• **Material to process**
####

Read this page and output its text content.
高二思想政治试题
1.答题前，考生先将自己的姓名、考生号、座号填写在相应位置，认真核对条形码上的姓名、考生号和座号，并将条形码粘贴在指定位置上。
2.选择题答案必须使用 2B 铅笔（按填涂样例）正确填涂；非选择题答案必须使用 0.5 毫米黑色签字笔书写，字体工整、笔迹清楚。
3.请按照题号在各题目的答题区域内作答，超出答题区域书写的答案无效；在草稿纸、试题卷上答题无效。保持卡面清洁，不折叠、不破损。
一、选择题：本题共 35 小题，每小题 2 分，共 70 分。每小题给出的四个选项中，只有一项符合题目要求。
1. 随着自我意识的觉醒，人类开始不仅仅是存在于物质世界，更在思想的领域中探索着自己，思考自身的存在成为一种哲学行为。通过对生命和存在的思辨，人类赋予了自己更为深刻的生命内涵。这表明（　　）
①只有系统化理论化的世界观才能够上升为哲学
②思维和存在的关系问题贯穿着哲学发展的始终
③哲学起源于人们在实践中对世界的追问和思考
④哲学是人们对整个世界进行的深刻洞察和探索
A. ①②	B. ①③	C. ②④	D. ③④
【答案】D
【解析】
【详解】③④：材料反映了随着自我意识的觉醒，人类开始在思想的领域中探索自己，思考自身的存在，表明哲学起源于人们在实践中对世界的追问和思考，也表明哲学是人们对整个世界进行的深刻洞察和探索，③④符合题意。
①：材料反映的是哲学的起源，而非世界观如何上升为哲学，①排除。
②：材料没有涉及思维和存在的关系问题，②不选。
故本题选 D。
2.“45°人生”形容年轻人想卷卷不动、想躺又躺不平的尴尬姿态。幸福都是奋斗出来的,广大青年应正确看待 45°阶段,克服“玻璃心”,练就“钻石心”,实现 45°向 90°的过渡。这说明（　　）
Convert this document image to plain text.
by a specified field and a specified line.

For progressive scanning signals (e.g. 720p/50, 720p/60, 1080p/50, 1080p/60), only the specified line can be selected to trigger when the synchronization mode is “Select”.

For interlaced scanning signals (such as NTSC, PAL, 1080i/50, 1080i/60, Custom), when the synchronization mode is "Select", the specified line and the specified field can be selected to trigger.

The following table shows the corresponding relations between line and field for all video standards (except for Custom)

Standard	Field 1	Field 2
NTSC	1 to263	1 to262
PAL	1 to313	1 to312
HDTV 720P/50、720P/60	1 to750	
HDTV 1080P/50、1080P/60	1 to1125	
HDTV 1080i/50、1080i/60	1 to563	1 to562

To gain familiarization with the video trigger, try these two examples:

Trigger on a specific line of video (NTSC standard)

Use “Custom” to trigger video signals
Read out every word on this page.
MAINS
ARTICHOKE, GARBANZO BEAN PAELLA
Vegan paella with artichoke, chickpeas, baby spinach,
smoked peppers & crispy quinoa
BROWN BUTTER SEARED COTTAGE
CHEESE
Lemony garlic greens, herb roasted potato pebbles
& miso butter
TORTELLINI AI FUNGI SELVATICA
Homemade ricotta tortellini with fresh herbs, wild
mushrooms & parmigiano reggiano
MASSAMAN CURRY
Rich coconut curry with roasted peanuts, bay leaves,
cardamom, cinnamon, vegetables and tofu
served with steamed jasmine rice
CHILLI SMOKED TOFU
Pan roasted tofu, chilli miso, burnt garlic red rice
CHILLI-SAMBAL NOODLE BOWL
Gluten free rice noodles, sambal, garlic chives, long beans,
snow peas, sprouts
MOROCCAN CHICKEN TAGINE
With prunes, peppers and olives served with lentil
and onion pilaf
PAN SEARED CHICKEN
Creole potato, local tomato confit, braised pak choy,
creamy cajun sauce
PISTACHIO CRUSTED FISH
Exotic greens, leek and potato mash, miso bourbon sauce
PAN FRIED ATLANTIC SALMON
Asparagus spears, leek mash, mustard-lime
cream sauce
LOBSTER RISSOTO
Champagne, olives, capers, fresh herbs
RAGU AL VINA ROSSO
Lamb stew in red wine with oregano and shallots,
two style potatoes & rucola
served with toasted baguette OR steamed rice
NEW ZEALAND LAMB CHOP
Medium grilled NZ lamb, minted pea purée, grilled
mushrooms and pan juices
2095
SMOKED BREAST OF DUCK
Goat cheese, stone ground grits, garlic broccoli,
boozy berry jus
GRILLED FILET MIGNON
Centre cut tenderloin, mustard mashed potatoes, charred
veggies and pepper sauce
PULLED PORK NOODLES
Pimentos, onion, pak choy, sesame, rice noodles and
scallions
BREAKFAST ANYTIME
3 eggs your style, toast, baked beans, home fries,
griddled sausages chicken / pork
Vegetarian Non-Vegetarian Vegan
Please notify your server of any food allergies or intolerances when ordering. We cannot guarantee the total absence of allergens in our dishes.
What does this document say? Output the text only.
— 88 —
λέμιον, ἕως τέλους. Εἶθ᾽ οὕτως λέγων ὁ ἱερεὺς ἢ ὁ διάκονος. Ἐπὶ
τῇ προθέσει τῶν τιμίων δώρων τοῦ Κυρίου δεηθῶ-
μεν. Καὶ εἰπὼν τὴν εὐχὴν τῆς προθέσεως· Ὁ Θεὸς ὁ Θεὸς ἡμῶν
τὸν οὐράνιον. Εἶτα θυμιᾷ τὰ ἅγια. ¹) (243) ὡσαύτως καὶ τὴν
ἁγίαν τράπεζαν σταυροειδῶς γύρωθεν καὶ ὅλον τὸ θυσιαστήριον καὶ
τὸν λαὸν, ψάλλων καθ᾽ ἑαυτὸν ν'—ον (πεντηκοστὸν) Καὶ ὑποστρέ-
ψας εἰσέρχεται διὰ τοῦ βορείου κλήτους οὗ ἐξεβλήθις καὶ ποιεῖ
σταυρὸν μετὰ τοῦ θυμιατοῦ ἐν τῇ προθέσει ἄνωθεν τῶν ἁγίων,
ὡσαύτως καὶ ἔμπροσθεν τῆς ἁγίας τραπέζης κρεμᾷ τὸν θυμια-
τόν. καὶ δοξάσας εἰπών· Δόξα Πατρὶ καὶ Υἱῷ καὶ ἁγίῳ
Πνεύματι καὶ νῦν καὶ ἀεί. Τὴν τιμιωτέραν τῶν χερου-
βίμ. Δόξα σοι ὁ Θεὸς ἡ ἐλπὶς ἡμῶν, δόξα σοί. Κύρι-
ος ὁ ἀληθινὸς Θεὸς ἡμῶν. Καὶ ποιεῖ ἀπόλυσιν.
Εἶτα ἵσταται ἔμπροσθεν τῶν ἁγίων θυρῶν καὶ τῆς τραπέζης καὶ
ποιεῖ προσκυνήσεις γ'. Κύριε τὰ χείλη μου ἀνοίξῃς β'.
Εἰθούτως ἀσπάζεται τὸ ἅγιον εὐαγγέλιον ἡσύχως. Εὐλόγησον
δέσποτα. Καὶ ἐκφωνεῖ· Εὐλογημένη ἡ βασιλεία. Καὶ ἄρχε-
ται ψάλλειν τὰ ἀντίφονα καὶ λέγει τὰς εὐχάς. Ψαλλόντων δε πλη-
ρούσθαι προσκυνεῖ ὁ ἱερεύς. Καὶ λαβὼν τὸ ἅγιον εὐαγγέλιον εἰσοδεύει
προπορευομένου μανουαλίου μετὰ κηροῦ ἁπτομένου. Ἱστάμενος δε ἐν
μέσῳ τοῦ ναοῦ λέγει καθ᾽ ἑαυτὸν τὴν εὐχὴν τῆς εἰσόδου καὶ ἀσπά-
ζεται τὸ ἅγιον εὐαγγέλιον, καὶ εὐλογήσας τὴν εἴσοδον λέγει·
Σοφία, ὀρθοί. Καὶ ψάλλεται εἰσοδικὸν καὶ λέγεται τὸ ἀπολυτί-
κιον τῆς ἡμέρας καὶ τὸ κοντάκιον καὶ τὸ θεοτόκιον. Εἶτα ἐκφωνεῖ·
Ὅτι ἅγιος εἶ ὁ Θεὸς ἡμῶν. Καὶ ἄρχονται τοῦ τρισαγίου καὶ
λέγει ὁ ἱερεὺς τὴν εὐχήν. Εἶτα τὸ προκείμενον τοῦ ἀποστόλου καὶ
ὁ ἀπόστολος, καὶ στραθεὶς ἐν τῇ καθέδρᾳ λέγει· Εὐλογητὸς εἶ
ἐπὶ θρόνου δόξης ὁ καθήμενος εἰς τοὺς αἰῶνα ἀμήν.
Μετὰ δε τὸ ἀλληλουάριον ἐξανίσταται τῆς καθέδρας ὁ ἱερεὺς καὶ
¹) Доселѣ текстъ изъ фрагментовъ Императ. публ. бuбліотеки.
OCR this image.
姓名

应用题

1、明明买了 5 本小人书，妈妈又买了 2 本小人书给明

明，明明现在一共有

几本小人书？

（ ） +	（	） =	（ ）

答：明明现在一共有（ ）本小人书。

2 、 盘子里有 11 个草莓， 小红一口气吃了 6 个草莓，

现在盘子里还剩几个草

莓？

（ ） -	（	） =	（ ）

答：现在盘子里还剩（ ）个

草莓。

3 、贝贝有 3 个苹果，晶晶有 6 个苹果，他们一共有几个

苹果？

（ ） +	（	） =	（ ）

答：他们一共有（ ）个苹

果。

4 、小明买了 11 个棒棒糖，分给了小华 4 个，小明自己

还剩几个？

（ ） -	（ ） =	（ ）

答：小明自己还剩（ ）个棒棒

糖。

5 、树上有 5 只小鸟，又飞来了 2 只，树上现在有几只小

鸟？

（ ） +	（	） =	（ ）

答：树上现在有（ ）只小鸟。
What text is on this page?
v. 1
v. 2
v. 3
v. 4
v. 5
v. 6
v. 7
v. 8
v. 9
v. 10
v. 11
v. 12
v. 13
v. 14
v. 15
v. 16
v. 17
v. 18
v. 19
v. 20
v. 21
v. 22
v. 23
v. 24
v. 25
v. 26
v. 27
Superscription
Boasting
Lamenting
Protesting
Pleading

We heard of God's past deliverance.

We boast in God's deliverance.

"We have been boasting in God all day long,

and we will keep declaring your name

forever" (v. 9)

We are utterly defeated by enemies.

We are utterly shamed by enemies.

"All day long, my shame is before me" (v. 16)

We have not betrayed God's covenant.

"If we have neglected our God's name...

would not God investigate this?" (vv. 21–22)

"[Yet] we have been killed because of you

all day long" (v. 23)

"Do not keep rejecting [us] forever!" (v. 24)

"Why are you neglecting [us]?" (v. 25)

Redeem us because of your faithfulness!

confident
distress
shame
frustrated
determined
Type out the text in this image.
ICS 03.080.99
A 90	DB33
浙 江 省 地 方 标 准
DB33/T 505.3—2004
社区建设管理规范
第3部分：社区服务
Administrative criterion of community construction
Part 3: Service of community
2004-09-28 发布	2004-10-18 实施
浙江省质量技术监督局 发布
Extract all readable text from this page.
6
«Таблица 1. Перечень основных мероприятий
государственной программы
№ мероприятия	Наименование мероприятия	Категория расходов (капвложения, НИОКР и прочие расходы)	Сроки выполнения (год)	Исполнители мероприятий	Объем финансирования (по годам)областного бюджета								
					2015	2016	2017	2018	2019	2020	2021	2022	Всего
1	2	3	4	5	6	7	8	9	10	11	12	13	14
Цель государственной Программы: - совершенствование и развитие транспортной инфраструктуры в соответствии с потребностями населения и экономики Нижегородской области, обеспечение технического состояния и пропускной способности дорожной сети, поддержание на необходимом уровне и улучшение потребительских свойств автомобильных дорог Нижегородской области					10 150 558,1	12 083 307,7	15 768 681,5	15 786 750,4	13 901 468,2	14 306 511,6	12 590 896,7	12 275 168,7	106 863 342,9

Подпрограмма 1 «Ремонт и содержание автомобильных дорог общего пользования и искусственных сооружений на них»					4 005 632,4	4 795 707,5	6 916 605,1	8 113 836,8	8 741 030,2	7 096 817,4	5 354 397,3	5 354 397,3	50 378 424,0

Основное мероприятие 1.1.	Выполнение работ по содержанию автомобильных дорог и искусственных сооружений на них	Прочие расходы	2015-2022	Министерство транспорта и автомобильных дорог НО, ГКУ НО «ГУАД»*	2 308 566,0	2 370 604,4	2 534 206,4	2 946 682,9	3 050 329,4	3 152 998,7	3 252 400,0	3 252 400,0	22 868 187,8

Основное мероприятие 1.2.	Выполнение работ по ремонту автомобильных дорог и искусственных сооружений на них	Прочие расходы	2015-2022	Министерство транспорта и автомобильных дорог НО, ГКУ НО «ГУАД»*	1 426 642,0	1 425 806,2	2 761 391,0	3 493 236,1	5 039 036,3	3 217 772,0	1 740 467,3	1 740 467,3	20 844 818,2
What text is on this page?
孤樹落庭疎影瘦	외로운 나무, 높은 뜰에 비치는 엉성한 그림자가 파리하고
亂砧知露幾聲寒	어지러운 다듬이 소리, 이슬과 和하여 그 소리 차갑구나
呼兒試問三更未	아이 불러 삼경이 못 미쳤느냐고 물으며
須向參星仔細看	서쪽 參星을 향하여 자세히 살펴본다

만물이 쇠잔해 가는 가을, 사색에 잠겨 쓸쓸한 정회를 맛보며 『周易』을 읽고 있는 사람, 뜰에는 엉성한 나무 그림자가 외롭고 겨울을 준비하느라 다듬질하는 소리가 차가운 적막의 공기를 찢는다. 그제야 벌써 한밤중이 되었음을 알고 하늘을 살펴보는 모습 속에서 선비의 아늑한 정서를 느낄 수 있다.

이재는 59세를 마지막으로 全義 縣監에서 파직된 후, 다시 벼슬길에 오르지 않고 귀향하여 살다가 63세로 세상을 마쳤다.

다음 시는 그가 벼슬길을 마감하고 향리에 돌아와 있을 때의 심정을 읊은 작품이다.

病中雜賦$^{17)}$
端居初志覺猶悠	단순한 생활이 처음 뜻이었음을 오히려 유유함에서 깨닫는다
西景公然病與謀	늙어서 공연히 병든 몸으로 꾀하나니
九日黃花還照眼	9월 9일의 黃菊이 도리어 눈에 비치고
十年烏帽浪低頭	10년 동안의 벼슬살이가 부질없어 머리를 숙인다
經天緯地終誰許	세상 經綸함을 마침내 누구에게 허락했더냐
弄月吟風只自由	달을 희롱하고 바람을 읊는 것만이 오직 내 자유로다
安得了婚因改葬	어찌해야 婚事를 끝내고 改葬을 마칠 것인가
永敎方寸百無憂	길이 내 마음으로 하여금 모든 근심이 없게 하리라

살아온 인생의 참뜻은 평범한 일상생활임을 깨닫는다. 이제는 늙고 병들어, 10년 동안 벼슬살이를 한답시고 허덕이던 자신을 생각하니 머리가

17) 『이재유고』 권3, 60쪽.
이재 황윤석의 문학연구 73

####

• **Prompt**
Using the records above, find and show each line with the string "greens".

• **Solution to this problem**
Lemony garlic greens, herb roasted potato pebbles
Exotic greens, leek and potato mash, miso bourbon sauce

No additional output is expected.